==== TRECHO ====
Quanto a (ii), a divergência está na extensão da “suspensão temporária” do inciso III (ou mesmo da “proibição” do inciso IV) ali prevista: admite o bloqueio completo de aplicação ou apenas de certas atividades? O WhatsApp pode ser suspenso completamente ou apenas a atividade que violaria a legislação brasileira?
A linguagem se refere a “atividades que envolvam os atos previstos no art. 11”. Em face disso, a maioria argumenta que o art. 12 autoriza a suspensão de certas atividades de “coleta, armazenamento, guarda e tratamento de registros, de dados pessoais ou de comunicações por provedores de conexão e de aplicações de internet”, as quais estejam em desacordo com as normas de proteção de dados e da privacidade do MCI. A Frente Parlamentar Pela Internet Livre e sem Limites, o Instituto de Tecnologia e Sociedade, o Comitê Gestor da Internet no Brasil, a Advocacia-Geral da União (seguindo o CGI), o Senado Federal (também seguindo o CGI) e a PROTESTE argumentam neste sentido.
Outros afirmam que o bloqueio (a suspensão completa) é admissível pela legislação brasileira. No caso do WhatsApp, a suspensão de atividade de “coleta, armazenamento, guarda e tratamento …de comunicações”, teria como implicação de fato a necessidade de bloqueio do aplicativo. É essa a opinião de Francisco Brito Cruz, do InternetLab, e de Rafael Maciel, da Comissão de Direito Digital da OAB/GO, por exemplo. Juntam-se a eles, por óbvio, os juízes que já ordenaram bloqueio com base no art. 12 e os representantes de polícia que fizeram tal pedido.
Há outros embasamentos para ordens de bloqueio?
==== ENTRADAS FORNECIDAS ====
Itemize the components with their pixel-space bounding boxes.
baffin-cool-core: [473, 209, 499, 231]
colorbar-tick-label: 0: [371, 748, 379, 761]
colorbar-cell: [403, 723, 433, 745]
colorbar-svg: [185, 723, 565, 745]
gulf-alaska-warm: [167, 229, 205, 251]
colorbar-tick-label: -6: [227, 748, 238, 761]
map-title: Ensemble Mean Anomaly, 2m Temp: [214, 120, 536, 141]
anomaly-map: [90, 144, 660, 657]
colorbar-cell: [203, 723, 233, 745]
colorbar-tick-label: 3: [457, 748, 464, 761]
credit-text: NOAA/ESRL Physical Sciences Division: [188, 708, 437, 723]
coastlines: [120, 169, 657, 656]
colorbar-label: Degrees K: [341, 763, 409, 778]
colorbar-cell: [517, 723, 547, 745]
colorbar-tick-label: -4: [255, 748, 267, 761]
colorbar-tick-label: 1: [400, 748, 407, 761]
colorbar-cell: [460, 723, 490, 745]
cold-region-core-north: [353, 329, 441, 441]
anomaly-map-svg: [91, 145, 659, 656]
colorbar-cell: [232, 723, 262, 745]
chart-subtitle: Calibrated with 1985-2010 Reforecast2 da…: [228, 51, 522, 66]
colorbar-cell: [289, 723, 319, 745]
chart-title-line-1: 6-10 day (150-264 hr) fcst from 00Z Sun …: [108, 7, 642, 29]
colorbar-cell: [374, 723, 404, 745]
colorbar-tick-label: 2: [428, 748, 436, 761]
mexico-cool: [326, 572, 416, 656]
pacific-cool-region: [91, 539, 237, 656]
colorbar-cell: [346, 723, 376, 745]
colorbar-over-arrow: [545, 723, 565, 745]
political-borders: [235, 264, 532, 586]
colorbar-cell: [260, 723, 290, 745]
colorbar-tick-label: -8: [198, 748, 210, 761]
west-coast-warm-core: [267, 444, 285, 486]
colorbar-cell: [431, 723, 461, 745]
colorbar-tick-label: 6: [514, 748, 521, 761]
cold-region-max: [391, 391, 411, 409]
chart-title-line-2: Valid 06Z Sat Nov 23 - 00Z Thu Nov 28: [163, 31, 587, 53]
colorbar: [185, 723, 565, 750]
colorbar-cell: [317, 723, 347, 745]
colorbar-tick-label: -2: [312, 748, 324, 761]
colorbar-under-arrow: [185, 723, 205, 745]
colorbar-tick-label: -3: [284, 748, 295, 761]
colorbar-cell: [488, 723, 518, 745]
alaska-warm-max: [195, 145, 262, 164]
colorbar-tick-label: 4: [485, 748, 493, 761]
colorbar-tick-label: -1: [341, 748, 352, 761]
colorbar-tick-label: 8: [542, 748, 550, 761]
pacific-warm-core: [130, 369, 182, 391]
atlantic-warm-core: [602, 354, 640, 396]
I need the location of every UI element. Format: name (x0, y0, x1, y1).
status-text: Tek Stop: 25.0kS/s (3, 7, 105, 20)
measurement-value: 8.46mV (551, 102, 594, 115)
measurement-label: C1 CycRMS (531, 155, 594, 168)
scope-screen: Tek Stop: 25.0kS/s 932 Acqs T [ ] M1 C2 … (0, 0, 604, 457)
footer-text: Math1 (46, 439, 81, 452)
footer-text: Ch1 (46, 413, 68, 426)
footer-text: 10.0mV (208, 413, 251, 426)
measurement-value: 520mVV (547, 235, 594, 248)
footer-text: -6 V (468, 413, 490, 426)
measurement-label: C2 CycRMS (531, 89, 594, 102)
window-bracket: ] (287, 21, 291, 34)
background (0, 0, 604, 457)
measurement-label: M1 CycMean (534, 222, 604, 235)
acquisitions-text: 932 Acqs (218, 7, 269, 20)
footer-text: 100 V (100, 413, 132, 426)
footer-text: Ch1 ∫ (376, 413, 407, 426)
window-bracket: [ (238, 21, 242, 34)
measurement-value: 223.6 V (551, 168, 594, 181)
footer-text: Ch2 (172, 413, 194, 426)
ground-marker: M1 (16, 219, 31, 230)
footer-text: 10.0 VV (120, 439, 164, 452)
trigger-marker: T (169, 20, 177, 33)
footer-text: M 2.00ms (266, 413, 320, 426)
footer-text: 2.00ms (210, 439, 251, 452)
====
O QUE FAZER » Reescreva a parte do trecho que começa em "Outros afirmam que" e vai até "ordens de bloqueio?", substituindo "aplicativo" por "app". As entradas não têm relação com o trecho.

RESOLUÇÃO »
Outros afirmam que o bloqueio (a suspensão completa) é admissível pela legislação brasileira. No caso do WhatsApp, a suspensão de atividade de “coleta, armazenamento, guarda e tratamento …de comunicações”, teria como implicação de fato a necessidade de bloqueio do app. É essa a opinião de Francisco Brito Cruz, do InternetLab, e de Rafael Maciel, da Comissão de Direito Digital da OAB/GO, por exemplo. Juntam-se a eles, por óbvio, os juízes que já ordenaram bloqueio com base no art. 12 e os representantes de polícia que fizeram tal pedido.
Há outros embasamentos para ordens de bloqueio?